▶ [INSTRUCTIONS FOR THE TASK]
Filter the data below for the string "velocity" and copy each matching line.

--- start of DATASET CONTENT ---

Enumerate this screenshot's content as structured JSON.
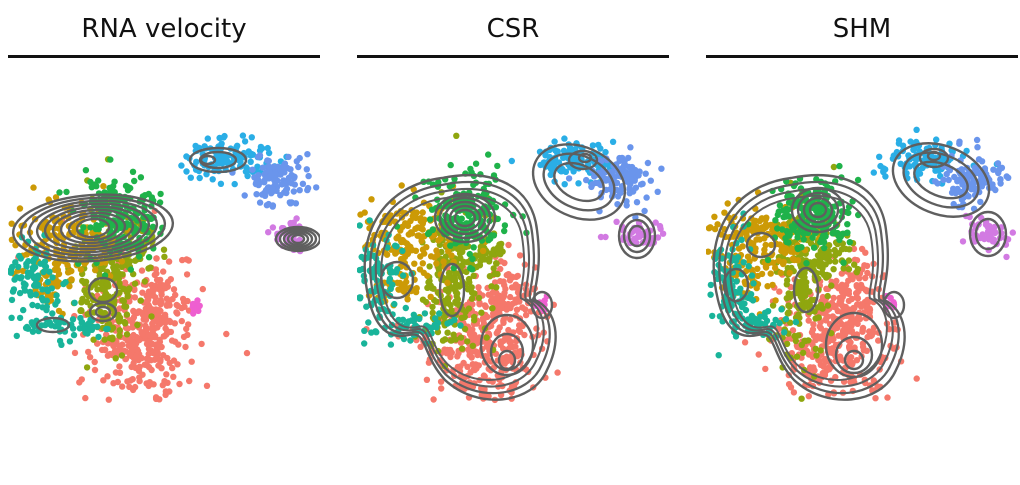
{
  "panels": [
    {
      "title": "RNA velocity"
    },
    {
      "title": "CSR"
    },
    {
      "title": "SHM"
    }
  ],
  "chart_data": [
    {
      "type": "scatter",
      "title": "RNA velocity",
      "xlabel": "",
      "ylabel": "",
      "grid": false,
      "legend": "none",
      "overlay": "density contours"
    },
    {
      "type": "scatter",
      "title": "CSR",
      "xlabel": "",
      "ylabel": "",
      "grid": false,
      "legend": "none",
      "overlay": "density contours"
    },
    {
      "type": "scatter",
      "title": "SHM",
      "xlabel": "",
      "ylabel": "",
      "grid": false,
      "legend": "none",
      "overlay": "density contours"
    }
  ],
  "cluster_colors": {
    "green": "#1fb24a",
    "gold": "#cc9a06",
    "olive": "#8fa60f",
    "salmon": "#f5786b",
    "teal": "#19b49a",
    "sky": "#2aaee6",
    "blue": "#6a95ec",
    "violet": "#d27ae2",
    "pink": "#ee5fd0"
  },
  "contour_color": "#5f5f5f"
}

--- end of DATASET CONTENT ---

▶ [SOLUTION FOR THIS TASK]
      "title": "RNA velocity"
      "title": "RNA velocity",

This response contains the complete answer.